* [SET EXERCISE]
Your task is to copy every line of this material exactly.

== == ==

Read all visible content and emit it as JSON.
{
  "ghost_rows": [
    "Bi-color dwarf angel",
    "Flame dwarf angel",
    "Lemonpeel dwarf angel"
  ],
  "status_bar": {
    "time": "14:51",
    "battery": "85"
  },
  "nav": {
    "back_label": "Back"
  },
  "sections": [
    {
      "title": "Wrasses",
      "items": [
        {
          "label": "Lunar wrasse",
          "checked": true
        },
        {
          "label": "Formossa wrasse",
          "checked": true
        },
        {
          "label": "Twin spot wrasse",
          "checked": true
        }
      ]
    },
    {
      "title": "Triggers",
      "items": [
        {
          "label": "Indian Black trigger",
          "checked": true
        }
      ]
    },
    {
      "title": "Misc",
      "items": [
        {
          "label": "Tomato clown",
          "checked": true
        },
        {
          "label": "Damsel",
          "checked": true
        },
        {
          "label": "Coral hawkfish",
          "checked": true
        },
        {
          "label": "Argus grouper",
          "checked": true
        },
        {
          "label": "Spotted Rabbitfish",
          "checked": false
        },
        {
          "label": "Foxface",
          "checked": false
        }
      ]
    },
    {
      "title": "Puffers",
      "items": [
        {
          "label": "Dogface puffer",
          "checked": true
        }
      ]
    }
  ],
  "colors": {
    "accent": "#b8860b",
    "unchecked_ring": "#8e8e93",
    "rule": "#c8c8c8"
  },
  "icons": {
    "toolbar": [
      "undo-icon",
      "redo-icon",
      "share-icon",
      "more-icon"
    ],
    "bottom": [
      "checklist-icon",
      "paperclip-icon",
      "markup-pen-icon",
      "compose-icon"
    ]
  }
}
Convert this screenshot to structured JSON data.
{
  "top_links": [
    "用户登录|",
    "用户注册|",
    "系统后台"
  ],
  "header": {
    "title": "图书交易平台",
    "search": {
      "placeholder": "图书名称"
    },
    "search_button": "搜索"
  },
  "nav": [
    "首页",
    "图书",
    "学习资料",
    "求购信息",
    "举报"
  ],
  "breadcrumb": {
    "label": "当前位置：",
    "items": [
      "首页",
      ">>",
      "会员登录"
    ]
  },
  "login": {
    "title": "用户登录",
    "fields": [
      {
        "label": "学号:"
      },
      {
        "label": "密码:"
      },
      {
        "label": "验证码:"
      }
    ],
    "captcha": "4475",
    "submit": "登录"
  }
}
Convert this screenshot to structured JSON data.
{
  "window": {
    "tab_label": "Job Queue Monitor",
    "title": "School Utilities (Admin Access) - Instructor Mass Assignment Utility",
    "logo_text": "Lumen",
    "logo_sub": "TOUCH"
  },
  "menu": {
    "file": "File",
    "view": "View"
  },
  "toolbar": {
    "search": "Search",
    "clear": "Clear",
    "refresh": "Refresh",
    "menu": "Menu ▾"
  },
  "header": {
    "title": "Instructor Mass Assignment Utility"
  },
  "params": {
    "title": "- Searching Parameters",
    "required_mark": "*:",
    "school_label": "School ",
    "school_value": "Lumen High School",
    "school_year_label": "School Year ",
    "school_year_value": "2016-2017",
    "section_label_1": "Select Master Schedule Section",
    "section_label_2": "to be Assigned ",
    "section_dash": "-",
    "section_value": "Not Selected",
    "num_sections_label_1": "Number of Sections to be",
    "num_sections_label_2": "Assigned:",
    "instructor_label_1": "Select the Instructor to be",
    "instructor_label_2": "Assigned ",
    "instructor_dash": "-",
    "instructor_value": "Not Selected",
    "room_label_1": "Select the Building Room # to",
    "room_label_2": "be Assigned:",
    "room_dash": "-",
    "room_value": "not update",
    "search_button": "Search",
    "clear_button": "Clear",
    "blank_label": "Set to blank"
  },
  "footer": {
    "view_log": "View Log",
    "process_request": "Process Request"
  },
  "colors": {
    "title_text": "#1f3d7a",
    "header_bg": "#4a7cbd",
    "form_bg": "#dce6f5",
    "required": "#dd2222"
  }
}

== == ==

* [OUTPUT OF THE EXERCISE]
Read all visible content and emit it as JSON.
{
  "ghost_rows": [
    "Bi-color dwarf angel",
    "Flame dwarf angel",
    "Lemonpeel dwarf angel"
  ],
  "status_bar": {
    "time": "14:51",
    "battery": "85"
  },
  "nav": {
    "back_label": "Back"
  },
  "sections": [
    {
      "title": "Wrasses",
      "items": [
        {
          "label": "Lunar wrasse",
          "checked": true
        },
        {
          "label": "Formossa wrasse",
          "checked": true
        },
        {
          "label": "Twin spot wrasse",
          "checked": true
        }
      ]
    },
    {
      "title": "Triggers",
      "items": [
        {
          "label": "Indian Black trigger",
          "checked": true
        }
      ]
    },
    {
      "title": "Misc",
      "items": [
        {
          "label": "Tomato clown",
          "checked": true
        },
        {
          "label": "Damsel",
          "checked": true
        },
        {
          "label": "Coral hawkfish",
          "checked": true
        },
        {
          "label": "Argus grouper",
          "checked": true
        },
        {
          "label": "Spotted Rabbitfish",
          "checked": false
        },
        {
          "label": "Foxface",
          "checked": false
        }
      ]
    },
    {
      "title": "Puffers",
      "items": [
        {
          "label": "Dogface puffer",
          "checked": true
        }
      ]
    }
  ],
  "colors": {
    "accent": "#b8860b",
    "unchecked_ring": "#8e8e93",
    "rule": "#c8c8c8"
  },
  "icons": {
    "toolbar": [
      "undo-icon",
      "redo-icon",
      "share-icon",
      "more-icon"
    ],
    "bottom": [
      "checklist-icon",
      "paperclip-icon",
      "markup-pen-icon",
      "compose-icon"
    ]
  }
}
Convert this screenshot to structured JSON data.
{
  "top_links": [
    "用户登录|",
    "用户注册|",
    "系统后台"
  ],
  "header": {
    "title": "图书交易平台",
    "search": {
      "placeholder": "图书名称"
    },
    "search_button": "搜索"
  },
  "nav": [
    "首页",
    "图书",
    "学习资料",
    "求购信息",
    "举报"
  ],
  "breadcrumb": {
    "label": "当前位置：",
    "items": [
      "首页",
      ">>",
      "会员登录"
    ]
  },
  "login": {
    "title": "用户登录",
    "fields": [
      {
        "label": "学号:"
      },
      {
        "label": "密码:"
      },
      {
        "label": "验证码:"
      }
    ],
    "captcha": "4475",
    "submit": "登录"
  }
}
Convert this screenshot to structured JSON data.
{
  "window": {
    "tab_label": "Job Queue Monitor",
    "title": "School Utilities (Admin Access) - Instructor Mass Assignment Utility",
    "logo_text": "Lumen",
    "logo_sub": "TOUCH"
  },
  "menu": {
    "file": "File",
    "view": "View"
  },
  "toolbar": {
    "search": "Search",
    "clear": "Clear",
    "refresh": "Refresh",
    "menu": "Menu ▾"
  },
  "header": {
    "title": "Instructor Mass Assignment Utility"
  },
  "params": {
    "title": "- Searching Parameters",
    "required_mark": "*:",
    "school_label": "School ",
    "school_value": "Lumen High School",
    "school_year_label": "School Year ",
    "school_year_value": "2016-2017",
    "section_label_1": "Select Master Schedule Section",
    "section_label_2": "to be Assigned ",
    "section_dash": "-",
    "section_value": "Not Selected",
    "num_sections_label_1": "Number of Sections to be",
    "num_sections_label_2": "Assigned:",
    "instructor_label_1": "Select the Instructor to be",
    "instructor_label_2": "Assigned ",
    "instructor_dash": "-",
    "instructor_value": "Not Selected",
    "room_label_1": "Select the Building Room # to",
    "room_label_2": "be Assigned:",
    "room_dash": "-",
    "room_value": "not update",
    "search_button": "Search",
    "clear_button": "Clear",
    "blank_label": "Set to blank"
  },
  "footer": {
    "view_log": "View Log",
    "process_request": "Process Request"
  },
  "colors": {
    "title_text": "#1f3d7a",
    "header_bg": "#4a7cbd",
    "form_bg": "#dce6f5",
    "required": "#dd2222"
  }
}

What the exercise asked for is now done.